** Start of Stored rows **

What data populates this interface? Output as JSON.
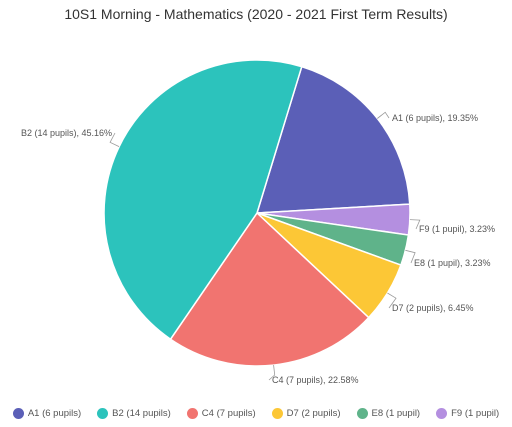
{
  "chart_data": {
    "type": "pie",
    "title": "10S1 Morning - Mathematics (2020 - 2021 First Term Results)",
    "slices": [
      {
        "name": "A1 (6 pupils)",
        "value": 6,
        "label": "A1 (6 pupils), 19.35%",
        "color": "#5b5fb7"
      },
      {
        "name": "F9 (1 pupil)",
        "value": 1,
        "label": "F9 (1 pupil), 3.23%",
        "color": "#b48fe0"
      },
      {
        "name": "E8 (1 pupil)",
        "value": 1,
        "label": "E8 (1 pupil), 3.23%",
        "color": "#5fb38a"
      },
      {
        "name": "D7 (2 pupils)",
        "value": 2,
        "label": "D7 (2 pupils), 6.45%",
        "color": "#fcc736"
      },
      {
        "name": "C4 (7 pupils)",
        "value": 7,
        "label": "C4 (7 pupils), 22.58%",
        "color": "#f17470"
      },
      {
        "name": "B2 (14 pupils)",
        "value": 14,
        "label": "B2 (14 pupils), 45.16%",
        "color": "#2cc3bc"
      }
    ],
    "legend": {
      "placement": "bottom",
      "items": [
        {
          "label": "A1 (6 pupils)",
          "color": "#5b5fb7"
        },
        {
          "label": "B2 (14 pupils)",
          "color": "#2cc3bc"
        },
        {
          "label": "C4 (7 pupils)",
          "color": "#f17470"
        },
        {
          "label": "D7 (2 pupils)",
          "color": "#fcc736"
        },
        {
          "label": "E8 (1 pupil)",
          "color": "#5fb38a"
        },
        {
          "label": "F9 (1 pupil)",
          "color": "#b48fe0"
        }
      ]
    }
  }
}
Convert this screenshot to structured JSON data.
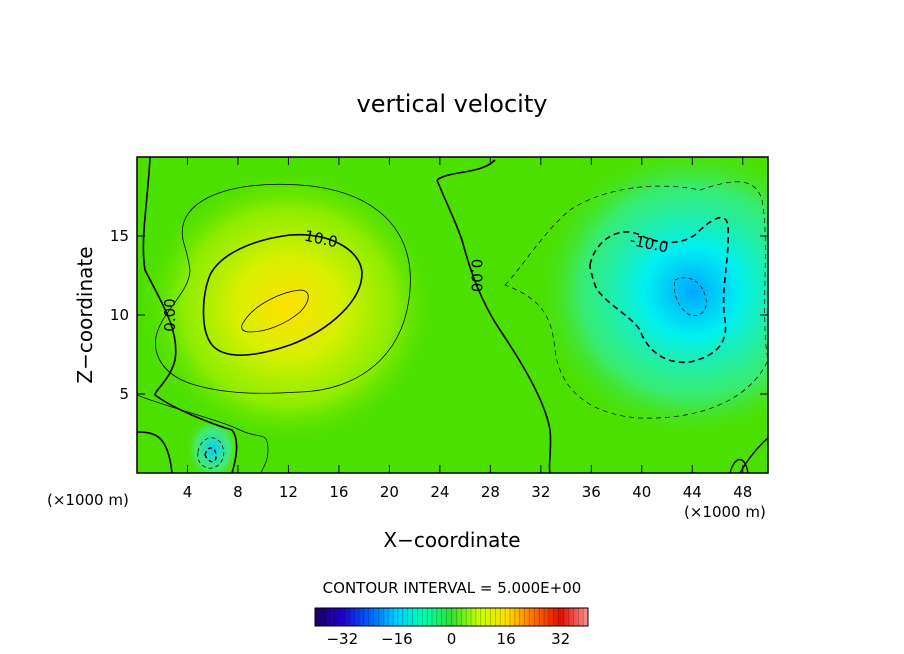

** End of Stored rows **

■ **Given request**:
Copy every line in the records above that contains the word "color".

■ **The completed task**:
        "color": "#5b5fb7"
        "color": "#b48fe0"
        "color": "#5fb38a"
        "color": "#fcc736"
        "color": "#f17470"
        "color": "#2cc3bc"
          "color": "#5b5fb7"
          "color": "#2cc3bc"
          "color": "#f17470"
          "color": "#fcc736"
          "color": "#5fb38a"
          "color": "#b48fe0"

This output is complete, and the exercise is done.